─── EXTRAIT DU TEXTE
Présidente du Jury des courts-métrages et des films d’écoles de la Cinef en compétition cette année à Cannes, Lubna Azabal raconte en toute franchise son parcours, depuis ses premières années à Bruxelles en tant qu’étudiante au Conservatoire le jour et serveuse le soir. Qu’elle laisse parler le silence, écoute le petit Louis du coin ou prenne l’accent chibani de son père, la comédienne (vue dans Amal, Le Bleu du Caftan, Incendies,…) en impose, tant dans sa générosité que dans son humilité, comme rarement cela se passe en entretien.
Format Court : Ton rapport au court-métrage, c’est lié à quoi ?
──────
─── DONNÉES ENREGISTRÉES
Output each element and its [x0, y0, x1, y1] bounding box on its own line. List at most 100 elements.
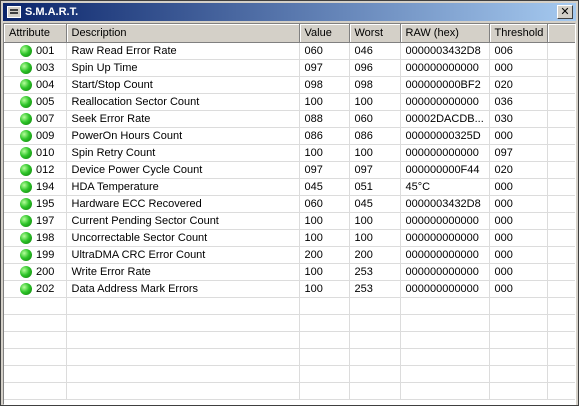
──────
(VOS CONSIGNES):
1. Recopiez mot pour mot le passage du texte sur Lubna Azabal, de « Présidente du Jury » à « lié à quoi ? ».
2. D'après le texte sur Lubna Azabal, qu'est-ce qui fait que la comédienne en impose pendant l'entretien ? Expliquez-le en une à trois phrases.

(RÉPONSES ATTENDUES):
1.
Présidente du Jury des courts-métrages et des films d’écoles de la Cinef en compétition cette année à Cannes, Lubna Azabal raconte en toute franchise son parcours, depuis ses premières années à Bruxelles en tant qu’étudiante au Conservatoire le jour et serveuse le soir. Qu’elle laisse parler le silence, écoute le petit Louis du coin ou prenne l’accent chibani de son père, la comédienne (vue dans Amal, Le Bleu du Caftan, Incendies,…) en impose, tant dans sa générosité que dans son humilité, comme rarement cela se passe en entretien.
Format Court : Ton rapport au court-métrage, c’est lié à quoi ?

2. La comédienne en impose par sa générosité autant que par son humilité. Le texte précise que cela se passe rarement ainsi en entretien.